- PROBLEM REQUIREMENTS -
Find the lines with the string "type" and return them.

- THE INPUT -
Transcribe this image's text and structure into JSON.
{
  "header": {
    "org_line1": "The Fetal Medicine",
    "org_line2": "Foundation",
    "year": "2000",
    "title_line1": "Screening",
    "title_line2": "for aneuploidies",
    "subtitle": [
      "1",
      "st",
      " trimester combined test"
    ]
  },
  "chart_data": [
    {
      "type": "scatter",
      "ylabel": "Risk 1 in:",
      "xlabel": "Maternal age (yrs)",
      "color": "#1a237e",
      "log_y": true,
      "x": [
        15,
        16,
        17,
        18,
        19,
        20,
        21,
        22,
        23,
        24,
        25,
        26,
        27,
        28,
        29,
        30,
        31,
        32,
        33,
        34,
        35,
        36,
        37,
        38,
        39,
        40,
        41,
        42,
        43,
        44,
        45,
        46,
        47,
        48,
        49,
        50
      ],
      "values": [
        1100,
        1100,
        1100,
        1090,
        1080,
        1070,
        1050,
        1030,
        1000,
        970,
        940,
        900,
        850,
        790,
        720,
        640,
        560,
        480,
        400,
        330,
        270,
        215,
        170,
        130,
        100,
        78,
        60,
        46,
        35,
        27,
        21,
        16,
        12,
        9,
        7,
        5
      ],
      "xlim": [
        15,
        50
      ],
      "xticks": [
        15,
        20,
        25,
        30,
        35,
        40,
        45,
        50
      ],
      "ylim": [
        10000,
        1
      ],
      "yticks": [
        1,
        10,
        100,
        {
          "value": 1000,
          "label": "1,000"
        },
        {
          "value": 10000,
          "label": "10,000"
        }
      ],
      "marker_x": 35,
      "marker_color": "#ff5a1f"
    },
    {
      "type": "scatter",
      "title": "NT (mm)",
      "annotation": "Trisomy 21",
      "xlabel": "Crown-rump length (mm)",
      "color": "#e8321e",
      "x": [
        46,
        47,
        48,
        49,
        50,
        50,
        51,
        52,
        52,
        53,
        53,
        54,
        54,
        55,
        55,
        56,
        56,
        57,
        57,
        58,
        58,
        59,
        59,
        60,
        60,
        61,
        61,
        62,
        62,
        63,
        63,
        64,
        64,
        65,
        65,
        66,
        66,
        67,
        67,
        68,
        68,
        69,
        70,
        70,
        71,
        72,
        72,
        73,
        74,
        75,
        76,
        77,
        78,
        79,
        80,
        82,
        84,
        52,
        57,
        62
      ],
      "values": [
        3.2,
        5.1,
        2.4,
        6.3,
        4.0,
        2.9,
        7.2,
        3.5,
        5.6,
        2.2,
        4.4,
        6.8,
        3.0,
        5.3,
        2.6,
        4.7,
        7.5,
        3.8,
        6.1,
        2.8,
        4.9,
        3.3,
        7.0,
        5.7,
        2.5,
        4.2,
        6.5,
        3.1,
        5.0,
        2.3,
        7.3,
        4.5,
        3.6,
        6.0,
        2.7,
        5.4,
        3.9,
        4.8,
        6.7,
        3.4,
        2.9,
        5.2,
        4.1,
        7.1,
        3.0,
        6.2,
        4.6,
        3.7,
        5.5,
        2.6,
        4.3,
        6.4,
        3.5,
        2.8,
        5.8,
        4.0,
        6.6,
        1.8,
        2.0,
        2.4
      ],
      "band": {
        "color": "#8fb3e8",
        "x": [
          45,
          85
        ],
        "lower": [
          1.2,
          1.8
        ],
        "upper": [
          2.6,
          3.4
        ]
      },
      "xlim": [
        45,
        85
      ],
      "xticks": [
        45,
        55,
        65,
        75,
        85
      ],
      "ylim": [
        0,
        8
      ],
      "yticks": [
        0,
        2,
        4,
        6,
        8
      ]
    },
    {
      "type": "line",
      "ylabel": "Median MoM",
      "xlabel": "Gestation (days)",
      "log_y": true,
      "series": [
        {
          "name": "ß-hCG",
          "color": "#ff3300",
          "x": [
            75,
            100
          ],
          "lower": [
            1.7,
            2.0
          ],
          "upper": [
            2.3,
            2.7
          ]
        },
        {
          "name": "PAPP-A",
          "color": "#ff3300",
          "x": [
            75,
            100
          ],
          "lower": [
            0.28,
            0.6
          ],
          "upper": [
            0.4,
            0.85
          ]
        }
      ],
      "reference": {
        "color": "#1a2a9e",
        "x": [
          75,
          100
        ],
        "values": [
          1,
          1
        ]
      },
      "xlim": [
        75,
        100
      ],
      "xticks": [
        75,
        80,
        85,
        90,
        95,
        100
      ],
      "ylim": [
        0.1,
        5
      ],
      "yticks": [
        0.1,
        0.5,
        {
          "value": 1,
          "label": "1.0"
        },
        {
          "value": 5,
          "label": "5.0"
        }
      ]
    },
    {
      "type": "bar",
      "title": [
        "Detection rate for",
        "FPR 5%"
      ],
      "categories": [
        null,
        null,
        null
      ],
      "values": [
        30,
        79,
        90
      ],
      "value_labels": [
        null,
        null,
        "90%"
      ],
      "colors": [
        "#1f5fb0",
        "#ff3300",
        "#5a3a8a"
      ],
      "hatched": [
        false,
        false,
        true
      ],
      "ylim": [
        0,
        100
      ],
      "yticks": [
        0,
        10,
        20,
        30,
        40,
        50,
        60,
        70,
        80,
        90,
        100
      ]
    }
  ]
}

- EXERCISE RESPONSE -
      "type": "scatter",
      "type": "scatter",
      "type": "line",
      "type": "bar",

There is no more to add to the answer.